* Begin Extracted information *
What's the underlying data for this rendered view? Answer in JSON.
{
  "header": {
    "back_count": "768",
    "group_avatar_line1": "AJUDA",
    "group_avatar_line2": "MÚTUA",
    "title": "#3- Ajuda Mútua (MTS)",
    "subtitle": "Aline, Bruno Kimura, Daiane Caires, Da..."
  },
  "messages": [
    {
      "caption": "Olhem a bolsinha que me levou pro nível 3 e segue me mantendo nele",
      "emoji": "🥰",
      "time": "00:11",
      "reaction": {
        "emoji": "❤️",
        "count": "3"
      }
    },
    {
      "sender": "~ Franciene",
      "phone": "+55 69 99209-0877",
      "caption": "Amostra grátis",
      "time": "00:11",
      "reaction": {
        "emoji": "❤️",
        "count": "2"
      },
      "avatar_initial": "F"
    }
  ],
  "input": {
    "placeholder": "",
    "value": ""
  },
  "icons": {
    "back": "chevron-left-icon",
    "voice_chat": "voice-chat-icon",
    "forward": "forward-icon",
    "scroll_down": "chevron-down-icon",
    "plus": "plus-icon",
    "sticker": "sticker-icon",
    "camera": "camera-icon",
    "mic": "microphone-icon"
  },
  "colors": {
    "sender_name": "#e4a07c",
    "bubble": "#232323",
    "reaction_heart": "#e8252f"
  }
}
* End Extracted information *
Reproduce every line of the material above exactly.

• **Result of this exercise**
What's the underlying data for this rendered view? Answer in JSON.
{
  "header": {
    "back_count": "768",
    "group_avatar_line1": "AJUDA",
    "group_avatar_line2": "MÚTUA",
    "title": "#3- Ajuda Mútua (MTS)",
    "subtitle": "Aline, Bruno Kimura, Daiane Caires, Da..."
  },
  "messages": [
    {
      "caption": "Olhem a bolsinha que me levou pro nível 3 e segue me mantendo nele",
      "emoji": "🥰",
      "time": "00:11",
      "reaction": {
        "emoji": "❤️",
        "count": "3"
      }
    },
    {
      "sender": "~ Franciene",
      "phone": "+55 69 99209-0877",
      "caption": "Amostra grátis",
      "time": "00:11",
      "reaction": {
        "emoji": "❤️",
        "count": "2"
      },
      "avatar_initial": "F"
    }
  ],
  "input": {
    "placeholder": "",
    "value": ""
  },
  "icons": {
    "back": "chevron-left-icon",
    "voice_chat": "voice-chat-icon",
    "forward": "forward-icon",
    "scroll_down": "chevron-down-icon",
    "plus": "plus-icon",
    "sticker": "sticker-icon",
    "camera": "camera-icon",
    "mic": "microphone-icon"
  },
  "colors": {
    "sender_name": "#e4a07c",
    "bubble": "#232323",
    "reaction_heart": "#e8252f"
  }
}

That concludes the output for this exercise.